_Exercise description_
Set down the data below without change, skipping the pictures it holds.

[Stored data entries]
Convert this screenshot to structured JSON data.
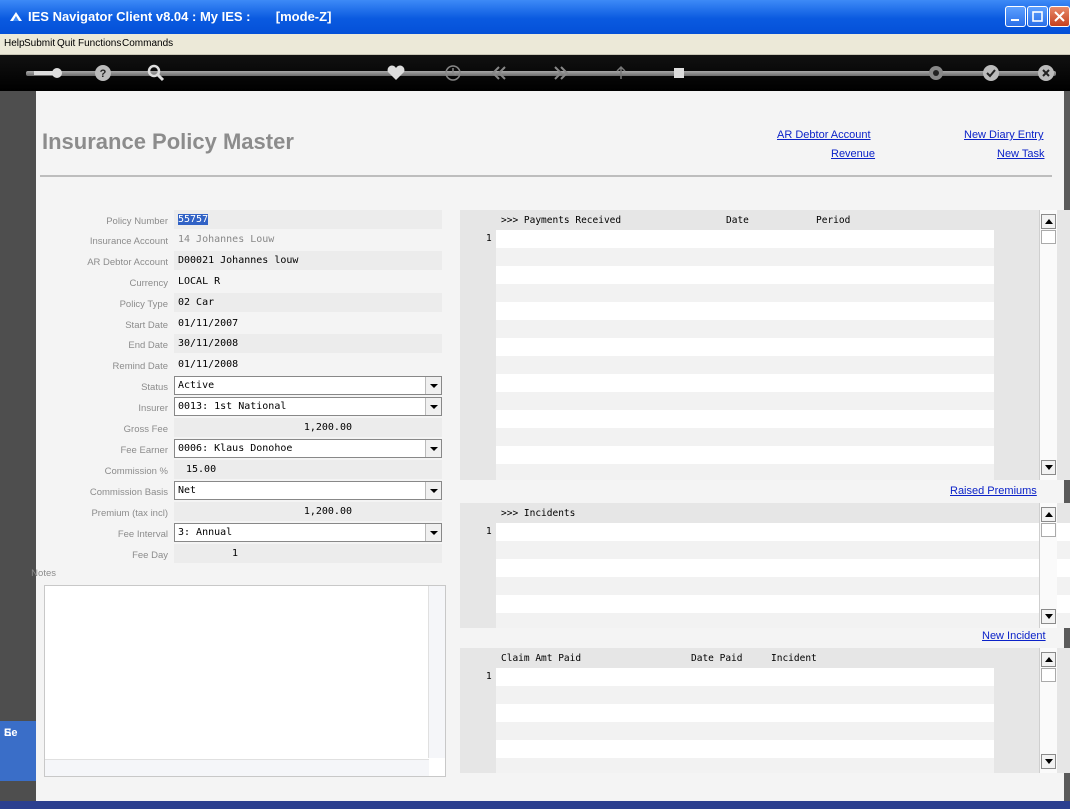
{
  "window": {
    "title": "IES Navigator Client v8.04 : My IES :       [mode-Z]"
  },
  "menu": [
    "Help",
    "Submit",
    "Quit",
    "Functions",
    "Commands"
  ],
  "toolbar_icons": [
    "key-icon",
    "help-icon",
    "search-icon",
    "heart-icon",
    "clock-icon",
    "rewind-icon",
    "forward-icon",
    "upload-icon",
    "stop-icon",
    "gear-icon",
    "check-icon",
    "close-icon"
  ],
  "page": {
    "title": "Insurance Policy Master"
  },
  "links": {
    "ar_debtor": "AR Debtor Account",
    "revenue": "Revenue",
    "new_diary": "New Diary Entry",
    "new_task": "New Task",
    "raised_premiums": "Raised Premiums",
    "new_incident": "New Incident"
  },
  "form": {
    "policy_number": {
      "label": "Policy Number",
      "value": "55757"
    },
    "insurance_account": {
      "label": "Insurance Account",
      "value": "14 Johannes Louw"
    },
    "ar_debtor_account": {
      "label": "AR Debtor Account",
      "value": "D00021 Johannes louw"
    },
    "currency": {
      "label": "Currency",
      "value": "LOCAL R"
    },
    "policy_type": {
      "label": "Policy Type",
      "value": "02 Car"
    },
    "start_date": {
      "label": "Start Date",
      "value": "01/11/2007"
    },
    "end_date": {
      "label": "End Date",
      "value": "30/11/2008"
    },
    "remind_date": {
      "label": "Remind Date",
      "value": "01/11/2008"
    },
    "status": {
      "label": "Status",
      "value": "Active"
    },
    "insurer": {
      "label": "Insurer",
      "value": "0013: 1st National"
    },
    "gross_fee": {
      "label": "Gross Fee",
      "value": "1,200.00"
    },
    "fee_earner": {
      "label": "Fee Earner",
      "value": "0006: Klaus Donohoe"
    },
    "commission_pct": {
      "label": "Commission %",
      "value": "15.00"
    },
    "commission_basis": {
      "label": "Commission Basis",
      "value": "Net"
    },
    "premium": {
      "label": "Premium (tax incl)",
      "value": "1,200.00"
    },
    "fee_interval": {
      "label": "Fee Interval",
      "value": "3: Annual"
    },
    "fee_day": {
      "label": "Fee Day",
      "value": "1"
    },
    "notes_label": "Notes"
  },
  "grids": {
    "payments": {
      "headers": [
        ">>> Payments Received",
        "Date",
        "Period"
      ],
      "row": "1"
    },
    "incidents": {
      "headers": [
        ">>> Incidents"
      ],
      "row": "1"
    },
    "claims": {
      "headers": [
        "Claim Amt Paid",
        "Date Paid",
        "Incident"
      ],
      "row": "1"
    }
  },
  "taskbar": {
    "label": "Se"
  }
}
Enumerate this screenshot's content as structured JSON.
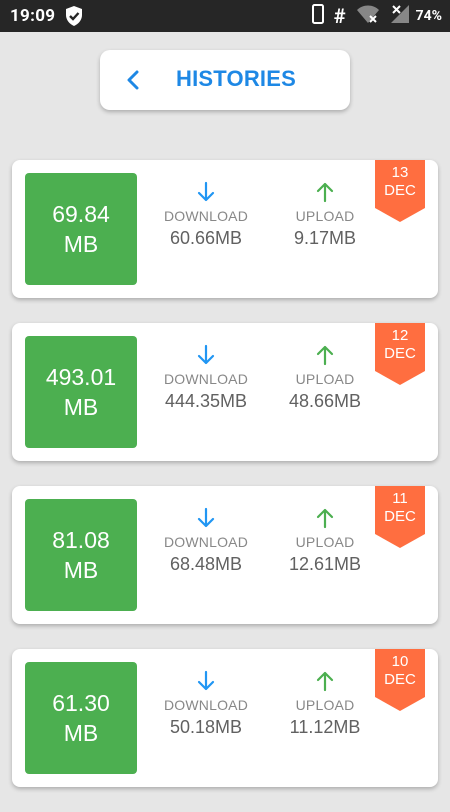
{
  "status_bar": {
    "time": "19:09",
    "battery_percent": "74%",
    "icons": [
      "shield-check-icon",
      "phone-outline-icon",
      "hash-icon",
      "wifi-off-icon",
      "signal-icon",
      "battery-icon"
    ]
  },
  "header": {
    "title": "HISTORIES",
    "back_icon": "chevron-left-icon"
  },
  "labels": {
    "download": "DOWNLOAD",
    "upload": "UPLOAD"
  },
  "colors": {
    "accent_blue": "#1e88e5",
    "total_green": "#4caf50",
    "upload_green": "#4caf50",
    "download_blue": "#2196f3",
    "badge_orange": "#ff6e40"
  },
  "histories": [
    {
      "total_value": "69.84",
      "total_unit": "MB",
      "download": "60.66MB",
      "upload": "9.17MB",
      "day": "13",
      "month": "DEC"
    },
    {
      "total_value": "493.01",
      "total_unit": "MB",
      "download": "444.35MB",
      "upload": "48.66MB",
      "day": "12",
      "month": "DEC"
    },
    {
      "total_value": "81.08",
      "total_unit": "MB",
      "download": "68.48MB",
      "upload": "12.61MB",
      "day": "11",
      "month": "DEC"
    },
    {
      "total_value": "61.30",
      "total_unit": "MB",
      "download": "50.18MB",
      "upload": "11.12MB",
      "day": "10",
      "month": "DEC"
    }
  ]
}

_Result_
Convert this screenshot to structured JSON data.
{
  "window": {
    "title": "IES Navigator Client v8.04 : My IES :       [mode-Z]"
  },
  "menu": [
    "Help",
    "Submit",
    "Quit",
    "Functions",
    "Commands"
  ],
  "toolbar_icons": [
    "key-icon",
    "help-icon",
    "search-icon",
    "heart-icon",
    "clock-icon",
    "rewind-icon",
    "forward-icon",
    "upload-icon",
    "stop-icon",
    "gear-icon",
    "check-icon",
    "close-icon"
  ],
  "page": {
    "title": "Insurance Policy Master"
  },
  "links": {
    "ar_debtor": "AR Debtor Account",
    "revenue": "Revenue",
    "new_diary": "New Diary Entry",
    "new_task": "New Task",
    "raised_premiums": "Raised Premiums",
    "new_incident": "New Incident"
  },
  "form": {
    "policy_number": {
      "label": "Policy Number",
      "value": "55757"
    },
    "insurance_account": {
      "label": "Insurance Account",
      "value": "14 Johannes Louw"
    },
    "ar_debtor_account": {
      "label": "AR Debtor Account",
      "value": "D00021 Johannes louw"
    },
    "currency": {
      "label": "Currency",
      "value": "LOCAL R"
    },
    "policy_type": {
      "label": "Policy Type",
      "value": "02 Car"
    },
    "start_date": {
      "label": "Start Date",
      "value": "01/11/2007"
    },
    "end_date": {
      "label": "End Date",
      "value": "30/11/2008"
    },
    "remind_date": {
      "label": "Remind Date",
      "value": "01/11/2008"
    },
    "status": {
      "label": "Status",
      "value": "Active"
    },
    "insurer": {
      "label": "Insurer",
      "value": "0013: 1st National"
    },
    "gross_fee": {
      "label": "Gross Fee",
      "value": "1,200.00"
    },
    "fee_earner": {
      "label": "Fee Earner",
      "value": "0006: Klaus Donohoe"
    },
    "commission_pct": {
      "label": "Commission %",
      "value": "15.00"
    },
    "commission_basis": {
      "label": "Commission Basis",
      "value": "Net"
    },
    "premium": {
      "label": "Premium (tax incl)",
      "value": "1,200.00"
    },
    "fee_interval": {
      "label": "Fee Interval",
      "value": "3: Annual"
    },
    "fee_day": {
      "label": "Fee Day",
      "value": "1"
    },
    "notes_label": "Notes"
  },
  "grids": {
    "payments": {
      "headers": [
        ">>> Payments Received",
        "Date",
        "Period"
      ],
      "row": "1"
    },
    "incidents": {
      "headers": [
        ">>> Incidents"
      ],
      "row": "1"
    },
    "claims": {
      "headers": [
        "Claim Amt Paid",
        "Date Paid",
        "Incident"
      ],
      "row": "1"
    }
  },
  "taskbar": {
    "label": "Se"
  }
}
Enumerate this screenshot's content as structured JSON.
{
  "status_bar": {
    "time": "19:09",
    "battery_percent": "74%",
    "icons": [
      "shield-check-icon",
      "phone-outline-icon",
      "hash-icon",
      "wifi-off-icon",
      "signal-icon",
      "battery-icon"
    ]
  },
  "header": {
    "title": "HISTORIES",
    "back_icon": "chevron-left-icon"
  },
  "labels": {
    "download": "DOWNLOAD",
    "upload": "UPLOAD"
  },
  "colors": {
    "accent_blue": "#1e88e5",
    "total_green": "#4caf50",
    "upload_green": "#4caf50",
    "download_blue": "#2196f3",
    "badge_orange": "#ff6e40"
  },
  "histories": [
    {
      "total_value": "69.84",
      "total_unit": "MB",
      "download": "60.66MB",
      "upload": "9.17MB",
      "day": "13",
      "month": "DEC"
    },
    {
      "total_value": "493.01",
      "total_unit": "MB",
      "download": "444.35MB",
      "upload": "48.66MB",
      "day": "12",
      "month": "DEC"
    },
    {
      "total_value": "81.08",
      "total_unit": "MB",
      "download": "68.48MB",
      "upload": "12.61MB",
      "day": "11",
      "month": "DEC"
    },
    {
      "total_value": "61.30",
      "total_unit": "MB",
      "download": "50.18MB",
      "upload": "11.12MB",
      "day": "10",
      "month": "DEC"
    }
  ]
}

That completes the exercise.